- **原文段落**:
=-=-=

YARN异常YarnException:Failed while publishing entity的解决方案
版本:HDP3.0
mapreduce提交任务计算时,job已经结束,但是容器仍不能关闭持续等待五分钟
INFO[Thread-100] org.apache.hadoop.yarn.event.AsyncDispatcher:Waiting for AsyncDispatcher to drain.Thread state is :WAITING
INFO[Thread-100] org.apache.hadoop.yarn.event.AsyncDispatcher:Waiting for AsyncDispatcher to drain.Thread state is :WAITING
INFO[Thread-100] org.apache.hadoop.yarn.event.AsyncDispatcher:Waiting for AsyncDispatcher to drain.Thread state is :WAITING
INFO[Thread-100] org.apache.hadoop.yarn.event.AsyncDispatcher:Waiting for AsyncDispatcher to drain.Thread state is :WAITING
INFO[Thread-100] org.apache.hadoop.yarn.event.AsyncDispatcher:Waiting for AsyncDispatcher to drain.Thread state is :WAITING
INFO[Thread-100] org.apache.hadoop.yarn.event.AsyncDispatcher:Waiting for AsyncDispatcher to drain.Thread state is :WAITING
INFO[Thread-100] org.apache.hadoop.yarn.event.AsyncDispatcher:Waiting for AsyncDispatcher to drain.Thread state is :WAITING
五分钟后抛出异常:
org.apache.hadoop.yarn.exceptions.YarnException:Failed while publishing entity
...

=-=-=

- **存储记录**:
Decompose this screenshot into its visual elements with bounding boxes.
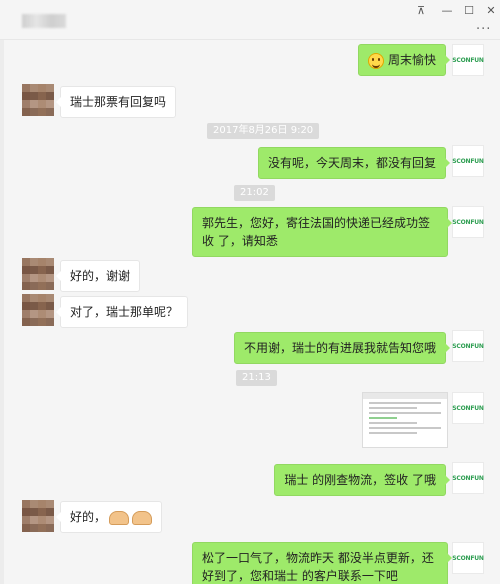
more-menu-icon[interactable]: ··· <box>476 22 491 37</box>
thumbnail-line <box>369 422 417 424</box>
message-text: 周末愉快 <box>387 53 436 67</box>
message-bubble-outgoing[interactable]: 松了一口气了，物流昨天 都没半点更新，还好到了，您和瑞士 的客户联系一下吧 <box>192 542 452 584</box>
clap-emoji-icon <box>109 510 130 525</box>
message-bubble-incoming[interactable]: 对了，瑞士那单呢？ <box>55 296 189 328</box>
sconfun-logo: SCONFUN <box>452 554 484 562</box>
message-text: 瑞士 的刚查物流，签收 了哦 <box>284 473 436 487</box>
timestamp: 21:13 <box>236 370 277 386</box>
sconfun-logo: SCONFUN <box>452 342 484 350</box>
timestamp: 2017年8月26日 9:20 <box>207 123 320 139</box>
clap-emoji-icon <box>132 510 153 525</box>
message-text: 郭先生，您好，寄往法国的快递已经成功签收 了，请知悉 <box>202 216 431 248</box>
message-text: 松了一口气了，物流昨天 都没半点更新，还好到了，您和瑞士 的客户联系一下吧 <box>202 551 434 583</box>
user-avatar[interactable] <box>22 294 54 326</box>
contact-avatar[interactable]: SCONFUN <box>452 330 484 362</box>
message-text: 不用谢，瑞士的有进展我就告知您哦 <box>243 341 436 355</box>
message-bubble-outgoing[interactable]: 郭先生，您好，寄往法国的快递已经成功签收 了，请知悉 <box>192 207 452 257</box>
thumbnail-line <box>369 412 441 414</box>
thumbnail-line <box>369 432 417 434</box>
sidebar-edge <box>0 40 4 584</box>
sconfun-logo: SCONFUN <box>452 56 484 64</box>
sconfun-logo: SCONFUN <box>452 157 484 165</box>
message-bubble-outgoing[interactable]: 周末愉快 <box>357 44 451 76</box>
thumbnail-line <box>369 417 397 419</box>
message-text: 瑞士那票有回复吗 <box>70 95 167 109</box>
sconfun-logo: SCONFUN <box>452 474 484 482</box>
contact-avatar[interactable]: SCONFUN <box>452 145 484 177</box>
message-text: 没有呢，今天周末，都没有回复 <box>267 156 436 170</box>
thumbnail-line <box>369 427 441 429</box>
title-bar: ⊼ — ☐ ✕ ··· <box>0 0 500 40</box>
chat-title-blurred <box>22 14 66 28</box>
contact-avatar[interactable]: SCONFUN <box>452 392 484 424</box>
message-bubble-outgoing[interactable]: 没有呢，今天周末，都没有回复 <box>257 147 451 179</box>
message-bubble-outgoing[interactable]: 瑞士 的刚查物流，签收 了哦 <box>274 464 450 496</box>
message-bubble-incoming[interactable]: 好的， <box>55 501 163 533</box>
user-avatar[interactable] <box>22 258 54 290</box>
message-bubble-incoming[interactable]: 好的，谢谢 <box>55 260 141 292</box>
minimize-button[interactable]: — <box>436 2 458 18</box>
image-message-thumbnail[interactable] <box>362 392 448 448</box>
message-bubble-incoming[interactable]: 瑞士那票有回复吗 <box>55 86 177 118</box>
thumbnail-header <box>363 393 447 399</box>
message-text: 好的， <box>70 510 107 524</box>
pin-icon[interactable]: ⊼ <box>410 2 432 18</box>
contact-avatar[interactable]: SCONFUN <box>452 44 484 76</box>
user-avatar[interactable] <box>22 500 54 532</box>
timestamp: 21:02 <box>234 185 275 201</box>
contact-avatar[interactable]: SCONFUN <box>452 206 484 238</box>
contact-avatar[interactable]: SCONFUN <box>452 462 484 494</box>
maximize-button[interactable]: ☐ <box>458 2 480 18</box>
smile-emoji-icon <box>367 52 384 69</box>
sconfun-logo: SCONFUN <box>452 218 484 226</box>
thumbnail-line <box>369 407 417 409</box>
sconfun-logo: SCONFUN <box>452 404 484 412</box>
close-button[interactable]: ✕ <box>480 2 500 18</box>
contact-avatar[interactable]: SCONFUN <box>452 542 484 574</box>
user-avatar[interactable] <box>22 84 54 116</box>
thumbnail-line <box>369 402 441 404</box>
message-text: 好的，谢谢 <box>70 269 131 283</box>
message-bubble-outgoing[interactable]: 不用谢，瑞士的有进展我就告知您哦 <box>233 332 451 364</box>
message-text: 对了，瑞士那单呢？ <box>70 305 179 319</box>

=-=-=

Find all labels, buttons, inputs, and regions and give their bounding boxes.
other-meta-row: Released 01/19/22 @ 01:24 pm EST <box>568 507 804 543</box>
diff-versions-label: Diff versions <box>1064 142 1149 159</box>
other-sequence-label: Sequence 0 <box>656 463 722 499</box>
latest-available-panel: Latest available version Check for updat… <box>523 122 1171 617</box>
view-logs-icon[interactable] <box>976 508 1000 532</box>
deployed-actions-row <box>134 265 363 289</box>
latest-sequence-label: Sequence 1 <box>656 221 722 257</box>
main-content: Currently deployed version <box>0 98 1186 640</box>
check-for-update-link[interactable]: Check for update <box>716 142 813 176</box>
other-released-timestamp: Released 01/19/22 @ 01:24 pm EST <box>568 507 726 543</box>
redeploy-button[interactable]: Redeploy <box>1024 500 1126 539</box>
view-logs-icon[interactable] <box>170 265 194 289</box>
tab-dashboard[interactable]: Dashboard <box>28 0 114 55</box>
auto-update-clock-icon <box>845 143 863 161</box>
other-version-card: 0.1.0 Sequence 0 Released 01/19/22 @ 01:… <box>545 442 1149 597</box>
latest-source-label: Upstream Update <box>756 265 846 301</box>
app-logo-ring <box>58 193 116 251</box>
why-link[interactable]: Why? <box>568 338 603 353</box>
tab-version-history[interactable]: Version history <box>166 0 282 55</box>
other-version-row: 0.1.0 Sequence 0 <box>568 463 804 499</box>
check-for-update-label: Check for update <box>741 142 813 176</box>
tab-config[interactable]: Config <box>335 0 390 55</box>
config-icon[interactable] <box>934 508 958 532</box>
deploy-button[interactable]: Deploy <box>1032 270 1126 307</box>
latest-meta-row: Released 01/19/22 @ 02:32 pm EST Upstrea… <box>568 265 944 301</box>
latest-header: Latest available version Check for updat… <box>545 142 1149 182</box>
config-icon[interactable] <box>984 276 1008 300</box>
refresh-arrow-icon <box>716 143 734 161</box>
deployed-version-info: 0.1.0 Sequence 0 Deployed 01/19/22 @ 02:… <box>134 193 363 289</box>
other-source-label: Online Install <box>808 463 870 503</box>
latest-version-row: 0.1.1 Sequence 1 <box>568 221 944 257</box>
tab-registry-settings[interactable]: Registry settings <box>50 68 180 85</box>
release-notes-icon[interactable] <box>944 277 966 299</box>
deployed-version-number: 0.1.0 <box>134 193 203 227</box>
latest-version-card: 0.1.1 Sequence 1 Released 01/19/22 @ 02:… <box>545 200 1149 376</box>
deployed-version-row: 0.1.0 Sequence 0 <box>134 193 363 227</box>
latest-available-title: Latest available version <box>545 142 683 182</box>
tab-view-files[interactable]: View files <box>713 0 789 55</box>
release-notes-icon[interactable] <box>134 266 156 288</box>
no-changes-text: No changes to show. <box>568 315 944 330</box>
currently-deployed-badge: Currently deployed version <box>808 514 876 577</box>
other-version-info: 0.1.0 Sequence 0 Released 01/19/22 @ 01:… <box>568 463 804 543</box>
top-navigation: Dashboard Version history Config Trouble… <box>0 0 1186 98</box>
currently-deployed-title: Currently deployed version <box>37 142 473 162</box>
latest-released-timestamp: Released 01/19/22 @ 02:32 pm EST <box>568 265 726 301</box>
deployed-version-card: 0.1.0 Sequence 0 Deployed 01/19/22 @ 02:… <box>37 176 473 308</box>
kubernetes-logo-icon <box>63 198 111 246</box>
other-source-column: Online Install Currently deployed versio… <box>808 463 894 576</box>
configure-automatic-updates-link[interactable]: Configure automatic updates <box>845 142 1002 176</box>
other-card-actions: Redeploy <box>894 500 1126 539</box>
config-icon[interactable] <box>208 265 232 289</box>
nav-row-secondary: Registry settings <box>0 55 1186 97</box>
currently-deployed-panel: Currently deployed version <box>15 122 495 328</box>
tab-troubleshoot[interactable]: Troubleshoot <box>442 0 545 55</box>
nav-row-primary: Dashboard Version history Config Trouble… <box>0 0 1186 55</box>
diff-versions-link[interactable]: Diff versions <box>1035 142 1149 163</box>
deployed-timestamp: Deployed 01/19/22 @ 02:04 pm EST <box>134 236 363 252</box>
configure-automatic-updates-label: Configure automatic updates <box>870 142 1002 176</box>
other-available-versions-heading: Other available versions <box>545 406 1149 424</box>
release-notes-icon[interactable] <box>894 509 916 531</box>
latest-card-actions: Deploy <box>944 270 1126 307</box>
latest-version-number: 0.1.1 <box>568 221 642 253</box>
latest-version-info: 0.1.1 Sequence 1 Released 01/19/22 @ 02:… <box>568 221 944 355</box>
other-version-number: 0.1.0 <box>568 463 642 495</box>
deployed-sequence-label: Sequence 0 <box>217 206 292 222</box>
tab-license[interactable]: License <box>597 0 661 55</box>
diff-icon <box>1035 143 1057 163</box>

=-=-=

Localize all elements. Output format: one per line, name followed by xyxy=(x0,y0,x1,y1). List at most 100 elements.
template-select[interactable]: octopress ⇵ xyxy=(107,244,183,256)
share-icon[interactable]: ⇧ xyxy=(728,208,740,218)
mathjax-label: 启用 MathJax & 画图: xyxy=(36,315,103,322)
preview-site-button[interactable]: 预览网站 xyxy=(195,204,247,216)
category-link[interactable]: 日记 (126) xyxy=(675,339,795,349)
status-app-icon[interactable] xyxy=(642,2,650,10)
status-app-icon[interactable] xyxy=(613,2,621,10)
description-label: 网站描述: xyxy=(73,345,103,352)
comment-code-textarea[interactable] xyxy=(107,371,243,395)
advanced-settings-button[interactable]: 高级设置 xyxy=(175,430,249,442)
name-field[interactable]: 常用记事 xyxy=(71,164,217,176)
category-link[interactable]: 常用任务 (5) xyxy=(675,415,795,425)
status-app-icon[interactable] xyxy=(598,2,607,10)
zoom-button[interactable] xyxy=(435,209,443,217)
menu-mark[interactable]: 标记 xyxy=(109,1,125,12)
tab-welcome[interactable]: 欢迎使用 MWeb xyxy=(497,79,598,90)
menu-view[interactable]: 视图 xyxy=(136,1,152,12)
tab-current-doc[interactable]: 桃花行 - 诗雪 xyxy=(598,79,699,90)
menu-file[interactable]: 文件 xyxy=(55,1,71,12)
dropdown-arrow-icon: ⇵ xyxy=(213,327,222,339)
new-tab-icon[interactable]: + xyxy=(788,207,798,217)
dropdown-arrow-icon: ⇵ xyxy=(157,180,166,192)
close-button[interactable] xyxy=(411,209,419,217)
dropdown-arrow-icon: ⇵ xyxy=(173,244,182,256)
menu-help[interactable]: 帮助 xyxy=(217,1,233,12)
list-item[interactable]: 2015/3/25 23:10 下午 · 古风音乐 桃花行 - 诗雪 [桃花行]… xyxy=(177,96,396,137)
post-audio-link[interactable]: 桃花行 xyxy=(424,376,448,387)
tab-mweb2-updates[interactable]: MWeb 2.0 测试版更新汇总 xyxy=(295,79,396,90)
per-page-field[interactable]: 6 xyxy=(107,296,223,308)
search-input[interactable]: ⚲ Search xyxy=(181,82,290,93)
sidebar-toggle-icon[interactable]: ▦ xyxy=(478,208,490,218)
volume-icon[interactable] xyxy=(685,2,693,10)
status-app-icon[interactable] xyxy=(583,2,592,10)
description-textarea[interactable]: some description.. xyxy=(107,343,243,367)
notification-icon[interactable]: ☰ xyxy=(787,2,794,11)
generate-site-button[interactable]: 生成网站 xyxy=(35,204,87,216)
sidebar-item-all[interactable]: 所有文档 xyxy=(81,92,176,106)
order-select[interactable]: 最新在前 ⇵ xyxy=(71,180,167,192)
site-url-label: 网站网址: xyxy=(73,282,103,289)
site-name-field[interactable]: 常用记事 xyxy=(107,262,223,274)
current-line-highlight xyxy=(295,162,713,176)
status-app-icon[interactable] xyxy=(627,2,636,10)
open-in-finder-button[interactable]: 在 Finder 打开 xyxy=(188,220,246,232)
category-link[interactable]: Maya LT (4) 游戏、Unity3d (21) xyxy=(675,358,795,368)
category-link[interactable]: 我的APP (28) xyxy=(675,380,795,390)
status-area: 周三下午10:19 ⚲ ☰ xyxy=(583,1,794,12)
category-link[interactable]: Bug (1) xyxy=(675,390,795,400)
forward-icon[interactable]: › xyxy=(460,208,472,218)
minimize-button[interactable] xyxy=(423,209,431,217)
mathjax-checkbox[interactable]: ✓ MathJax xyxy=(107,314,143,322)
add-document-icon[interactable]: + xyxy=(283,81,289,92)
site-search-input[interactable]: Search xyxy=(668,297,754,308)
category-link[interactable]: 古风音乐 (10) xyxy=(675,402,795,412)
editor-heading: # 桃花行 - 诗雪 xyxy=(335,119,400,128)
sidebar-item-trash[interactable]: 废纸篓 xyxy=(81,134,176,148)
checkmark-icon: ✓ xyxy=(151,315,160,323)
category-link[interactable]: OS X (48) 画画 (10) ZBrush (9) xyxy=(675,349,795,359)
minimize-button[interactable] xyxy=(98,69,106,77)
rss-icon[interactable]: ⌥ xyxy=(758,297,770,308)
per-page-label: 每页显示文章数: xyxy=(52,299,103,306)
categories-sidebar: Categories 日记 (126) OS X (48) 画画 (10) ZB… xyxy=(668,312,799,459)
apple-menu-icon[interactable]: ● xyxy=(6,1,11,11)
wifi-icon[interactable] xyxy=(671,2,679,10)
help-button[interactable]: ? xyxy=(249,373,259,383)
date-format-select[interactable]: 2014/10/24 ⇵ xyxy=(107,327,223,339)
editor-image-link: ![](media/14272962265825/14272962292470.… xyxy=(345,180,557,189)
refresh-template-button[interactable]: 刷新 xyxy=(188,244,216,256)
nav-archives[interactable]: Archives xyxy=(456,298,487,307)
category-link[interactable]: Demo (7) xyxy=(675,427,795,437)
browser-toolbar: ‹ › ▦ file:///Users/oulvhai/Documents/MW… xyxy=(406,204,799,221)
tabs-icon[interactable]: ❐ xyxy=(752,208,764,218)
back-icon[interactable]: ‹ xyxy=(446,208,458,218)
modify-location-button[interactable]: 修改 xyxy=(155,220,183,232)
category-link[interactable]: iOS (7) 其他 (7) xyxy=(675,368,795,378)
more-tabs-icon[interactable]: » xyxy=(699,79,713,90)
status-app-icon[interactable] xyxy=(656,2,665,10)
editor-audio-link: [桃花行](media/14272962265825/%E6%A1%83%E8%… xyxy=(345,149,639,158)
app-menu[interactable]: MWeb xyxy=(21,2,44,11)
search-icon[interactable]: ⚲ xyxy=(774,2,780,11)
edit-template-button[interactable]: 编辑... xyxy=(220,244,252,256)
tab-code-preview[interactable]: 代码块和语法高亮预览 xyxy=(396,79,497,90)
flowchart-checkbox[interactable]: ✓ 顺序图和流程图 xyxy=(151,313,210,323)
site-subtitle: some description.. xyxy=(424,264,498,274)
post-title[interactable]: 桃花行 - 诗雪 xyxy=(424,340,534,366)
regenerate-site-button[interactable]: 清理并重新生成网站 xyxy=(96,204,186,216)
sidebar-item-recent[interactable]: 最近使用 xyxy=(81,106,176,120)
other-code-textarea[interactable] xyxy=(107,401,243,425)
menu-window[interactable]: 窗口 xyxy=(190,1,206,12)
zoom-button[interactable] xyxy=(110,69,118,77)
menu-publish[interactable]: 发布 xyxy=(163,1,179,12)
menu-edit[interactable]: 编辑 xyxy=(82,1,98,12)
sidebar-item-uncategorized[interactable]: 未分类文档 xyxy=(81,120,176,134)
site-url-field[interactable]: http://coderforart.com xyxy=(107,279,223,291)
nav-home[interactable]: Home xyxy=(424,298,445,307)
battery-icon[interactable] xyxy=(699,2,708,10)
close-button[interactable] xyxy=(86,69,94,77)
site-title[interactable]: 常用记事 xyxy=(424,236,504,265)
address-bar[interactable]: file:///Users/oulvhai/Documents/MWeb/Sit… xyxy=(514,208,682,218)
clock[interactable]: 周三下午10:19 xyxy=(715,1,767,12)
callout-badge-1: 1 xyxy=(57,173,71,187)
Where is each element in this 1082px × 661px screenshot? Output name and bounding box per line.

=-=-=

- **任务 1**:
在关于YARN异常的原文中,五分钟后抛出的是什么异常?
- **任务 2**:
请把关于YARN异常的原文中以"mapreduce提交任务计算时"开头的那段改写得更简短,保留主要事实。
- **任务 3**:
请从关于YARN异常的原文结尾处接着续写。

- **回答 1**:
org.apache.hadoop.yarn.exceptions.YarnException:Failed while publishing entity

- **回答 2**:
mapreduce提交的任务已结束,但容器无法关闭,一直等待五分钟。

- **回答 3**:
Cause By :com.sun.jersey.api.client.ClientHandlerException:java.net.SocketTimeoutException:Read timed out
...
Cause By :java.net.SocketTimeoutException:Read timed out
发生这种情况是因为来自ATSv2的嵌入式HBASE崩溃。
解决这个问题的方法需要重置ATsv2内嵌HBASE数据库
1.停止Yarn服务
Ambari -> Yarn-Actions -> Stop
2.删除Zookeeper上的ATSv2 Znode
zookeeper-client -server zookeeper-quorum-servers
rmr /atsv2-hbase-unsecure或rmr /atsv2-hbase-secure(如果是kerberized集群)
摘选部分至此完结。